[Data extracted from a collection]
◇ ◇ ◇ ◇ ◇

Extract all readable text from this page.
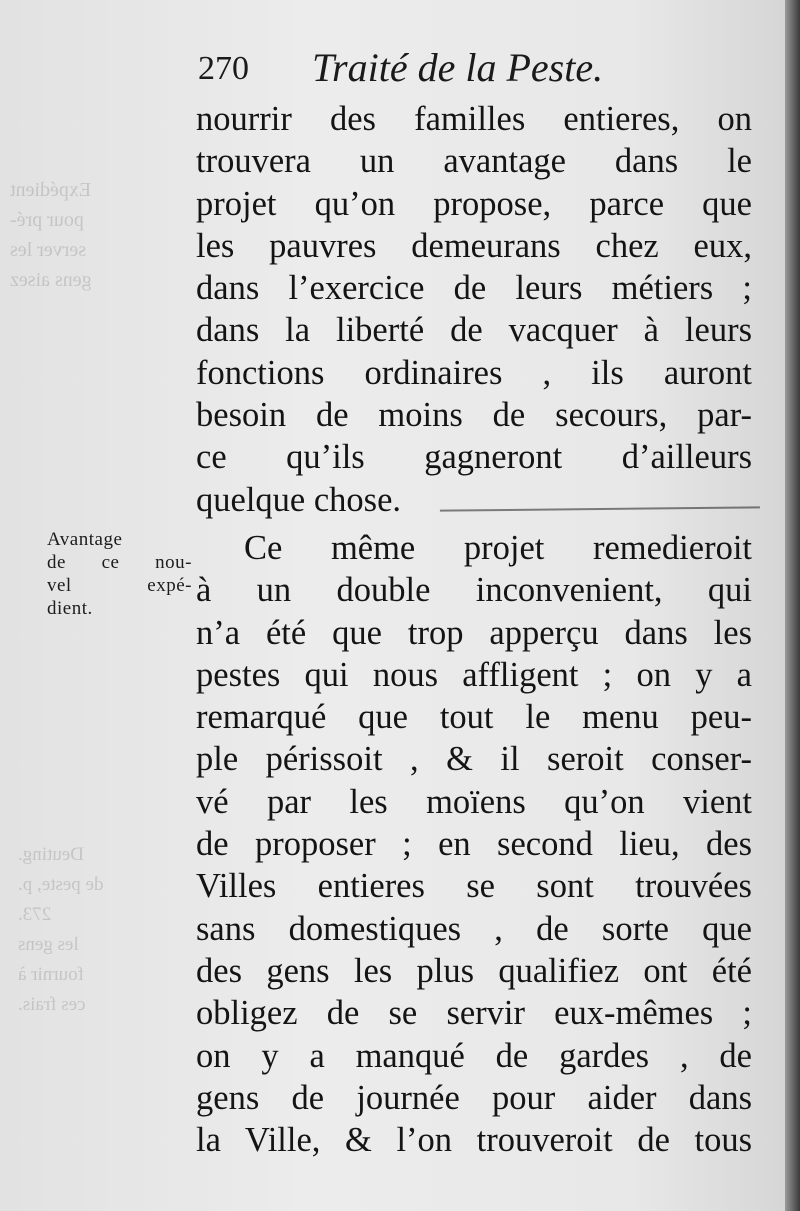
Expédient
pour pré-
server les
gens aisez
Deuting.
de peste, p.
273.
les gens
fournir à
ces frais.
270 Traité de la Peste.
Avantage
de ce nou-
vel expé-
dient.
nourrir des familles entieres, on
trouvera un avantage dans le
projet qu’on propose, parce que
les pauvres demeurans chez eux,
dans l’exercice de leurs métiers ;
dans la liberté de vacquer à leurs
fonctions ordinaires , ils auront
besoin de moins de secours, par-
ce qu’ils gagneront d’ailleurs
quelque chose.
Ce même projet remedieroit
à un double inconvenient, qui
n’a été que trop apperçu dans les
pestes qui nous affligent ; on y a
remarqué que tout le menu peu-
ple périssoit , & il seroit conser-
vé par les moïens qu’on vient
de proposer ; en second lieu, des
Villes entieres se sont trouvées
sans domestiques , de sorte que
des gens les plus qualifiez ont été
obligez de se servir eux-mêmes ;
on y a manqué de gardes , de
gens de journée pour aider dans
la Ville, & l’on trouveroit de tous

◇ ◇ ◇ ◇ ◇

*SHORT EXERCISE*
Images do not belong in the copy; reproduce all other parts of the records above verbatim.

*REPLY TO THE TASK*
Extract all readable text from this page.
Expédient
pour pré-
server les
gens aisez
Deuting.
de peste, p.
273.
les gens
fournir à
ces frais.
270 Traité de la Peste.
Avantage
de ce nou-
vel expé-
dient.
nourrir des familles entieres, on
trouvera un avantage dans le
projet qu’on propose, parce que
les pauvres demeurans chez eux,
dans l’exercice de leurs métiers ;
dans la liberté de vacquer à leurs
fonctions ordinaires , ils auront
besoin de moins de secours, par-
ce qu’ils gagneront d’ailleurs
quelque chose.
Ce même projet remedieroit
à un double inconvenient, qui
n’a été que trop apperçu dans les
pestes qui nous affligent ; on y a
remarqué que tout le menu peu-
ple périssoit , & il seroit conser-
vé par les moïens qu’on vient
de proposer ; en second lieu, des
Villes entieres se sont trouvées
sans domestiques , de sorte que
des gens les plus qualifiez ont été
obligez de se servir eux-mêmes ;
on y a manqué de gardes , de
gens de journée pour aider dans
la Ville, & l’on trouveroit de tous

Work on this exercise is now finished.